- _Excerpt provided_:
Tony Grimes

Profile
- Position: Cornerback
- Class: Senior

Personal information
- Born: April 8, 2002 (age 24) Virginia Beach, Virginia, U.S.
- Listed height: 6 ft 0 in (1.83 m)
- Listed weight: 195 lb (88 kg)

Career information
- High school: Princess Anne (Virginia Beach, Virginia)
- College: North Carolina (2020–2022); Texas A&M (2023); UNLV (2024); Purdue (2025);

Awards and highlights
- USA Today All-American (2019);
- Stats at ESPN

= Tony Grimes =

American football player (born 2002)

Tony Grimes (born April 8, 2002) is an American college football cornerback, who is currently a free agent. He had played for three seasons at the University of North Carolina at Chapel Hill before transferring to Texas A&M after the 2022 season. Played played for the Purdue Boilermakers in 2025.

==Early life==
Grimes attended Princess Anne High School in Virginia Beach, Virginia. He was selected to the Under Armour All-America Game. A five-star recruit, he committed to North Carolina to play college football, and reclassified from the class of 2021 to 2020.

- _Annotated element entries_:

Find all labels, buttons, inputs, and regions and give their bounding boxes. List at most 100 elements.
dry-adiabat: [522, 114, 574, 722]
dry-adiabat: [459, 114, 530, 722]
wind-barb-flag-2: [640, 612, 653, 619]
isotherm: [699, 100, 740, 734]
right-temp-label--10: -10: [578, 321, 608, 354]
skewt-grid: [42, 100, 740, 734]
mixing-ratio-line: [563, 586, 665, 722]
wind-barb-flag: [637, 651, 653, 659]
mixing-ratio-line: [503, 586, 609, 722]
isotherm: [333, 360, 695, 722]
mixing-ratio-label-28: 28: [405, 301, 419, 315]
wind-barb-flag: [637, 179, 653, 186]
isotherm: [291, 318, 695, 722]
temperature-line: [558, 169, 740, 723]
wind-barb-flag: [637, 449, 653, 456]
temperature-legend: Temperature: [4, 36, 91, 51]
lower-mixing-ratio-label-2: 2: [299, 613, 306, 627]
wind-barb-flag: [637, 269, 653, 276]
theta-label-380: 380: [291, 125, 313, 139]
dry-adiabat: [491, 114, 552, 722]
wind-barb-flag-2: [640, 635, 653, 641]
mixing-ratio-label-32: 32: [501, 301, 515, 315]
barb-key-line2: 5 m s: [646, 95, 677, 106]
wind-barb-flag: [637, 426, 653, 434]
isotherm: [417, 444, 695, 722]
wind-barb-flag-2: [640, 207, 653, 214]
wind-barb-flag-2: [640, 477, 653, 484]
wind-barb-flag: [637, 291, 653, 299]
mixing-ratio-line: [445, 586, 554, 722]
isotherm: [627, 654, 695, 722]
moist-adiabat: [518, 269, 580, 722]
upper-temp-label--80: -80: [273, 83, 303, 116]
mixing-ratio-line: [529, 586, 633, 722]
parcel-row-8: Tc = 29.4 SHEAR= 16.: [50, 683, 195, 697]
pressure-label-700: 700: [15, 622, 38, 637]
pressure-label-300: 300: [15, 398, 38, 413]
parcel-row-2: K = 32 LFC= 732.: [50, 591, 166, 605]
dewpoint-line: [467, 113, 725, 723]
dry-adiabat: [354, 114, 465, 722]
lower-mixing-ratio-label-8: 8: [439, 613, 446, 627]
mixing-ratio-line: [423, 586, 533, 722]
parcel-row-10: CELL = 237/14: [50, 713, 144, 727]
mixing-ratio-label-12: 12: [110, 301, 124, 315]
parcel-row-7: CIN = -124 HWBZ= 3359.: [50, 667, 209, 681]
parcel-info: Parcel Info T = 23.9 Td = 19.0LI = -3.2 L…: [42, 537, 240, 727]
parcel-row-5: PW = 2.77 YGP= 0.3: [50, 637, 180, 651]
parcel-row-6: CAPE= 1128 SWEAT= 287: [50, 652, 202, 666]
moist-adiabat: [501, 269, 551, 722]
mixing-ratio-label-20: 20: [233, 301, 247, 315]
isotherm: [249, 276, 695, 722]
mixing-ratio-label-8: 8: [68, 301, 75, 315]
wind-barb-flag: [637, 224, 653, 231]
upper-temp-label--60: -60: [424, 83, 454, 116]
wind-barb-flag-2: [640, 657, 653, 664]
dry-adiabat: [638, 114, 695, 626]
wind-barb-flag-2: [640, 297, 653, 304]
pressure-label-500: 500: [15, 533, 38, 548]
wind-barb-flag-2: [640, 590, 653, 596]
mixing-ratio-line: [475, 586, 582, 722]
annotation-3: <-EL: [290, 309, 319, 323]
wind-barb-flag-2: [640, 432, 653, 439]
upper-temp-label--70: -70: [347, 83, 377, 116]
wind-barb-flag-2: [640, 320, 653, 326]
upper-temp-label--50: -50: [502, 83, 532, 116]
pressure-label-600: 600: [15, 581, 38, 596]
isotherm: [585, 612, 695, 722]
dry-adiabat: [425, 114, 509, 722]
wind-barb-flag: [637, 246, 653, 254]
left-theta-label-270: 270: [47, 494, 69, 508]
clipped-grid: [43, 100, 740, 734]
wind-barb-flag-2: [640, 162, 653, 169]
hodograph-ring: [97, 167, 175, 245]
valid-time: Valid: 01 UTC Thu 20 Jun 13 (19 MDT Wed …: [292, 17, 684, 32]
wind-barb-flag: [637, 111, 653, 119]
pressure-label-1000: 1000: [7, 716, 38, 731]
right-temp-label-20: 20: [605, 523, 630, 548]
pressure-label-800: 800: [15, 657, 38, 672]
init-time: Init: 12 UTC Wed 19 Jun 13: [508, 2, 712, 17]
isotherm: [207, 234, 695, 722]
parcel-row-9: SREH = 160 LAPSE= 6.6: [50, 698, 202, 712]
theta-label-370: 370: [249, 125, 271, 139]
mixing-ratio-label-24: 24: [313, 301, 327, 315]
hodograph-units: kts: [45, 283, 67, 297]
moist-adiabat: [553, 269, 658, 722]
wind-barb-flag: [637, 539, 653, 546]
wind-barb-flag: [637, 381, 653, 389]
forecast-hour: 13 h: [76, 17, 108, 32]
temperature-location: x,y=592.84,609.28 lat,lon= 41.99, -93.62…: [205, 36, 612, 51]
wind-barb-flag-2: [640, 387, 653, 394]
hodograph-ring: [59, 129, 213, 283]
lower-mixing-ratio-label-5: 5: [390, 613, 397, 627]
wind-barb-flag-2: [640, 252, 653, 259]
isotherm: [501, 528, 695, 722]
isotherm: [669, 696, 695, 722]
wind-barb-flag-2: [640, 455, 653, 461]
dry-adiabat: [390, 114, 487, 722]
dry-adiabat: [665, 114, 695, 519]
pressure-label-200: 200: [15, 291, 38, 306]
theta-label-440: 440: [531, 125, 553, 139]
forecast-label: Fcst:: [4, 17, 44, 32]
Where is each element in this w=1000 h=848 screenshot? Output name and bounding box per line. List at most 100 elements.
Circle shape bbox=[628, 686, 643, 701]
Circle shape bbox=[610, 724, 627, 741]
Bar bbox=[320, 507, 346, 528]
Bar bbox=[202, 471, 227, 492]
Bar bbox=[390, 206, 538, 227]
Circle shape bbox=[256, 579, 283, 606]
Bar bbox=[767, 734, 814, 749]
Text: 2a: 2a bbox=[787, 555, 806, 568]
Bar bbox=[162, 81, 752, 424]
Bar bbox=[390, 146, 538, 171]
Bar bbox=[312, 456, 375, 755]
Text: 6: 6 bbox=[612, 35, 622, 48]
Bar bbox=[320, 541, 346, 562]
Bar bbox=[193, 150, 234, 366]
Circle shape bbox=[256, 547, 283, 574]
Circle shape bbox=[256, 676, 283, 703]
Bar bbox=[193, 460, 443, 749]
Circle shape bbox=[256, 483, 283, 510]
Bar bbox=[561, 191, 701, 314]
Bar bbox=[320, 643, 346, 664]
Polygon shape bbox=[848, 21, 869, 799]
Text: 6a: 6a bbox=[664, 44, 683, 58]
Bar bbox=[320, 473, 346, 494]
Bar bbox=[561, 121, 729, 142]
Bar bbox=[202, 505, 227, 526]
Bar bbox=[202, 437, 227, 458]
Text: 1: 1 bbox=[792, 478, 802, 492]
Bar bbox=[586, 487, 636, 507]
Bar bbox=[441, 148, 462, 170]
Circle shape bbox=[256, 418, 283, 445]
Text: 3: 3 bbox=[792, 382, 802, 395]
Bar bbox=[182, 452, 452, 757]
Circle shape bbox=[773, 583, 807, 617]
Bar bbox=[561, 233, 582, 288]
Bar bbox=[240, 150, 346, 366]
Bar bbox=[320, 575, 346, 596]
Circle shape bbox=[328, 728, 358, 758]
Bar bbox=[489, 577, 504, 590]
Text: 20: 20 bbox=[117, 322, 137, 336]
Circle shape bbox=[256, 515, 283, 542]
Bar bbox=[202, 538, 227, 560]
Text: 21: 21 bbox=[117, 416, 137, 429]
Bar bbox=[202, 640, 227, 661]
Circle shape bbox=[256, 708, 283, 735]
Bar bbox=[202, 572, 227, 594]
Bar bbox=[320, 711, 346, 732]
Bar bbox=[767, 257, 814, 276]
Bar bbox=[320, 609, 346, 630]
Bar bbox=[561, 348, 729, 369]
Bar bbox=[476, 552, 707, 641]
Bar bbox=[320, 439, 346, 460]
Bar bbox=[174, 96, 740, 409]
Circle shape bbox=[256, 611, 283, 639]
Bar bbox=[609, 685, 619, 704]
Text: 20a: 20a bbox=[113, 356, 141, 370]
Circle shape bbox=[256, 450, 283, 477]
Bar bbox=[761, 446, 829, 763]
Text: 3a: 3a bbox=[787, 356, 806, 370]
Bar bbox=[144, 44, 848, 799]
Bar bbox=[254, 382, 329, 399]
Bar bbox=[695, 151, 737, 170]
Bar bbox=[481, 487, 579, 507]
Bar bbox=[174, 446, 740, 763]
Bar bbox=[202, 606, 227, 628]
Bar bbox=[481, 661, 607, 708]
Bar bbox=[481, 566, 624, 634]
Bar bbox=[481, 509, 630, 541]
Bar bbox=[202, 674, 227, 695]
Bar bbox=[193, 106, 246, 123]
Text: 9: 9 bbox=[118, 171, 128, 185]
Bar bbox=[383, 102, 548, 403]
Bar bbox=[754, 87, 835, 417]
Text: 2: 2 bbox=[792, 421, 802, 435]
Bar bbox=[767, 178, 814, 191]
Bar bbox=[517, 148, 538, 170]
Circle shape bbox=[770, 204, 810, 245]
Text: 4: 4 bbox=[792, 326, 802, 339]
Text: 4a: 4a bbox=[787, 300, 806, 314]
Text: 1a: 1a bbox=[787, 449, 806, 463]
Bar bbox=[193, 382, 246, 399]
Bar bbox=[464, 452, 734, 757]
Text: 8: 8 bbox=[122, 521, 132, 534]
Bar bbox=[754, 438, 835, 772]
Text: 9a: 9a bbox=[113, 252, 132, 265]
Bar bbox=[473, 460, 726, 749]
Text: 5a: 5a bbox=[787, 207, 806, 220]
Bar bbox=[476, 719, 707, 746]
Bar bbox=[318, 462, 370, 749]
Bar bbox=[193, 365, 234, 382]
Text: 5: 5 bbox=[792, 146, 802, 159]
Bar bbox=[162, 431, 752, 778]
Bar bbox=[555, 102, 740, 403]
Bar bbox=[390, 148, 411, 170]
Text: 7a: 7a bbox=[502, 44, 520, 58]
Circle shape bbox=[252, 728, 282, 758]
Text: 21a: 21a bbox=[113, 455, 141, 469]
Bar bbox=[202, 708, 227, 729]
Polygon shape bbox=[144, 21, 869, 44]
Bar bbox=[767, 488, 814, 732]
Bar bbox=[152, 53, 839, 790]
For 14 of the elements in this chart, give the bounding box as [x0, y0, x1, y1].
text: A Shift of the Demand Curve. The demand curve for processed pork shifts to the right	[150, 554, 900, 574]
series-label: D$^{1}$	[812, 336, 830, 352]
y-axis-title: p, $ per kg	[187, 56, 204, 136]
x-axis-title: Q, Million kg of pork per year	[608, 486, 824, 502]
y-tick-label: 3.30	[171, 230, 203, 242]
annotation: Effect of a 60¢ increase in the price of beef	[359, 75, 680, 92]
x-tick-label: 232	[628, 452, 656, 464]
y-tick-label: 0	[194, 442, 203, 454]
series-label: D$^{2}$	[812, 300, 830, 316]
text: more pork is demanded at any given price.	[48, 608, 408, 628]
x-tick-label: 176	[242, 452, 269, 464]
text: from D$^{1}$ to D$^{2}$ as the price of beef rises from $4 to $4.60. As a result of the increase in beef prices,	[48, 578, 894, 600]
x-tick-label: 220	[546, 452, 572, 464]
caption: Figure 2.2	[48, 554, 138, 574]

- _Work required_:
Can you reproduce the Tony Grimes biography above word for word, from start to finish?

- _Result for this exercise_:
Tony Grimes

Profile
- Position: Cornerback
- Class: Senior

Personal information
- Born: April 8, 2002 (age 24) Virginia Beach, Virginia, U.S.
- Listed height: 6 ft 0 in (1.83 m)
- Listed weight: 195 lb (88 kg)

Career information
- High school: Princess Anne (Virginia Beach, Virginia)
- College: North Carolina (2020–2022); Texas A&M (2023); UNLV (2024); Purdue (2025);

Awards and highlights
- USA Today All-American (2019);
- Stats at ESPN

= Tony Grimes =

American football player (born 2002)

Tony Grimes (born April 8, 2002) is an American college football cornerback, who is currently a free agent. He had played for three seasons at the University of North Carolina at Chapel Hill before transferring to Texas A&M after the 2022 season. Played played for the Purdue Boilermakers in 2025.

==Early life==
Grimes attended Princess Anne High School in Virginia Beach, Virginia. He was selected to the Under Armour All-America Game. A five-star recruit, he committed to North Carolina to play college football, and reclassified from the class of 2021 to 2020.